(Rows from a dataset)
— start —

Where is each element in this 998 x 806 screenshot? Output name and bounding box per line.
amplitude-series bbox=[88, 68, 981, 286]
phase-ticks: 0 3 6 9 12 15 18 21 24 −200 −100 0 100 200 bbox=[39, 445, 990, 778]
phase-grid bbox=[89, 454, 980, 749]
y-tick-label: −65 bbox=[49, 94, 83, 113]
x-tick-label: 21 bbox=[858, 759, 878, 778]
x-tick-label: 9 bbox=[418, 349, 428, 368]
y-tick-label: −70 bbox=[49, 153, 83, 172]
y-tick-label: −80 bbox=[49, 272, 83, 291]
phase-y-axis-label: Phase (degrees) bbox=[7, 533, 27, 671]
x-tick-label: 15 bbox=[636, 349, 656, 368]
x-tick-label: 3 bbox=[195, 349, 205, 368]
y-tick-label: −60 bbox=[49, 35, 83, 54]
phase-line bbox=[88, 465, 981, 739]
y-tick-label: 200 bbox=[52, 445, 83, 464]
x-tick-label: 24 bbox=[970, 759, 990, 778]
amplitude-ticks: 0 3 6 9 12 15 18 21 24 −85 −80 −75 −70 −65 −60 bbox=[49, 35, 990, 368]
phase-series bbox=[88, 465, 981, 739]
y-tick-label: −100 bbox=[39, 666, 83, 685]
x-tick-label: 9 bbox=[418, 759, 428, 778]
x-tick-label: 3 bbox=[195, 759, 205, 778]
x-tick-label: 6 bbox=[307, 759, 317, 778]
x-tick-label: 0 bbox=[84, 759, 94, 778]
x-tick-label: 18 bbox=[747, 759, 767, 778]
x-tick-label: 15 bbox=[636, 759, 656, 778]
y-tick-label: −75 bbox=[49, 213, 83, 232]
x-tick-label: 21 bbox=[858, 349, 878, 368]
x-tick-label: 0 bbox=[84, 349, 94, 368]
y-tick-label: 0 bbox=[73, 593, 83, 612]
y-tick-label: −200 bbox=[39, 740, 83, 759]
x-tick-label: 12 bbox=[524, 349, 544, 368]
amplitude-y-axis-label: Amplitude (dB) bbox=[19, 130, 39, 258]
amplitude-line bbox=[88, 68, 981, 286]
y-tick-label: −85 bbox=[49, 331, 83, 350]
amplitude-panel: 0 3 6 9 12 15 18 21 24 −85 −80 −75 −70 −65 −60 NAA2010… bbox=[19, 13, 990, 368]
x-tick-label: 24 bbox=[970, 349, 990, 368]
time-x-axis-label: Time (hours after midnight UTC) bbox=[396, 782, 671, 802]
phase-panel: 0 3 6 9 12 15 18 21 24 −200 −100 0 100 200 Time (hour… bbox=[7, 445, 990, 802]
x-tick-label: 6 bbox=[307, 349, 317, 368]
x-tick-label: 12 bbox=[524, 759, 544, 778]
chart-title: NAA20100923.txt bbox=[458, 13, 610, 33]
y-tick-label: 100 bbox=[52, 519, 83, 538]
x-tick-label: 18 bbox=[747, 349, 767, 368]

— end —

## The request
Extract every line of the records above, character for character and in the same order.

## Written response
Where is each element in this 998 x 806 screenshot? Output name and bounding box per line.
amplitude-series bbox=[88, 68, 981, 286]
phase-ticks: 0 3 6 9 12 15 18 21 24 −200 −100 0 100 200 bbox=[39, 445, 990, 778]
phase-grid bbox=[89, 454, 980, 749]
y-tick-label: −65 bbox=[49, 94, 83, 113]
x-tick-label: 21 bbox=[858, 759, 878, 778]
x-tick-label: 9 bbox=[418, 349, 428, 368]
y-tick-label: −70 bbox=[49, 153, 83, 172]
y-tick-label: −80 bbox=[49, 272, 83, 291]
phase-y-axis-label: Phase (degrees) bbox=[7, 533, 27, 671]
x-tick-label: 15 bbox=[636, 349, 656, 368]
x-tick-label: 3 bbox=[195, 349, 205, 368]
y-tick-label: −60 bbox=[49, 35, 83, 54]
phase-line bbox=[88, 465, 981, 739]
y-tick-label: 200 bbox=[52, 445, 83, 464]
x-tick-label: 24 bbox=[970, 759, 990, 778]
amplitude-ticks: 0 3 6 9 12 15 18 21 24 −85 −80 −75 −70 −65 −60 bbox=[49, 35, 990, 368]
phase-series bbox=[88, 465, 981, 739]
y-tick-label: −100 bbox=[39, 666, 83, 685]
x-tick-label: 9 bbox=[418, 759, 428, 778]
x-tick-label: 3 bbox=[195, 759, 205, 778]
x-tick-label: 6 bbox=[307, 759, 317, 778]
x-tick-label: 0 bbox=[84, 759, 94, 778]
x-tick-label: 18 bbox=[747, 759, 767, 778]
x-tick-label: 15 bbox=[636, 759, 656, 778]
y-tick-label: −75 bbox=[49, 213, 83, 232]
x-tick-label: 21 bbox=[858, 349, 878, 368]
x-tick-label: 0 bbox=[84, 349, 94, 368]
y-tick-label: 0 bbox=[73, 593, 83, 612]
y-tick-label: −200 bbox=[39, 740, 83, 759]
x-tick-label: 12 bbox=[524, 349, 544, 368]
amplitude-y-axis-label: Amplitude (dB) bbox=[19, 130, 39, 258]
amplitude-line bbox=[88, 68, 981, 286]
y-tick-label: −85 bbox=[49, 331, 83, 350]
amplitude-panel: 0 3 6 9 12 15 18 21 24 −85 −80 −75 −70 −65 −60 NAA2010… bbox=[19, 13, 990, 368]
x-tick-label: 24 bbox=[970, 349, 990, 368]
time-x-axis-label: Time (hours after midnight UTC) bbox=[396, 782, 671, 802]
phase-panel: 0 3 6 9 12 15 18 21 24 −200 −100 0 100 200 Time (hour… bbox=[7, 445, 990, 802]
x-tick-label: 6 bbox=[307, 349, 317, 368]
x-tick-label: 12 bbox=[524, 759, 544, 778]
chart-title: NAA20100923.txt bbox=[458, 13, 610, 33]
y-tick-label: 100 bbox=[52, 519, 83, 538]
x-tick-label: 18 bbox=[747, 349, 767, 368]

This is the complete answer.